╔══

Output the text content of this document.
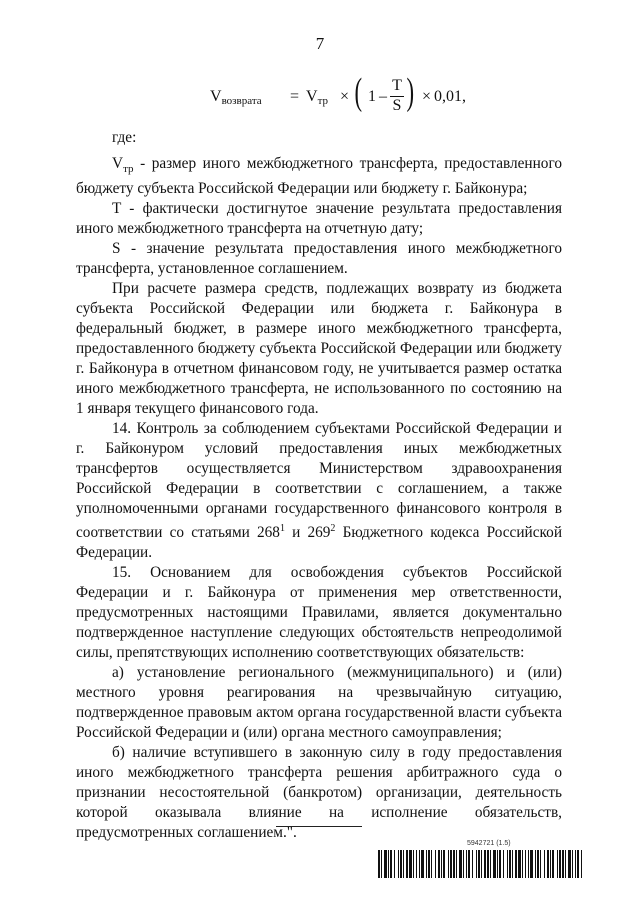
7
$V_{возврата} = V_{тр}$ × ( 1 –
T
S ) × 0,01,

где:

$V_{тр}$ - размер иного межбюджетного трансферта, предоставленного бюджету субъекта Российской Федерации или бюджету г. Байконура;

T - фактически достигнутое значение результата предоставления иного межбюджетного трансферта на отчетную дату;

S - значение результата предоставления иного межбюджетного трансферта, установленное соглашением.

При расчете размера средств, подлежащих возврату из бюджета субъекта Российской Федерации или бюджета г. Байконура в федеральный бюджет, в размере иного межбюджетного трансферта, предоставленного бюджету субъекта Российской Федерации или бюджету г. Байконура в отчетном финансовом году, не учитывается размер остатка иного межбюджетного трансферта, не использованного по состоянию на 1 января текущего финансового года.

14. Контроль за соблюдением субъектами Российской Федерации и г. Байконуром условий предоставления иных межбюджетных трансфертов осуществляется Министерством здравоохранения Российской Федерации в соответствии с соглашением, а также уполномоченными органами государственного финансового контроля в соответствии со статьями $268^1$ и $269^2$ Бюджетного кодекса Российской Федерации.

15. Основанием для освобождения субъектов Российской Федерации и г. Байконура от применения мер ответственности, предусмотренных настоящими Правилами, является документально подтвержденное наступление следующих обстоятельств непреодолимой силы, препятствующих исполнению соответствующих обязательств:

а) установление регионального (межмуниципального) и (или) местного уровня реагирования на чрезвычайную ситуацию, подтвержденное правовым актом органа государственной власти субъекта Российской Федерации и (или) органа местного самоуправления;

б) наличие вступившего в законную силу в году предоставления иного межбюджетного трансферта решения арбитражного суда о признании несостоятельной (банкротом) организации, деятельность которой оказывала влияние на исполнение обязательств, предусмотренных соглашением.".

5942721 (1.5)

╚══

Count each line above in which the string "предусмотренных" appears, then state only the total.

Reply:
2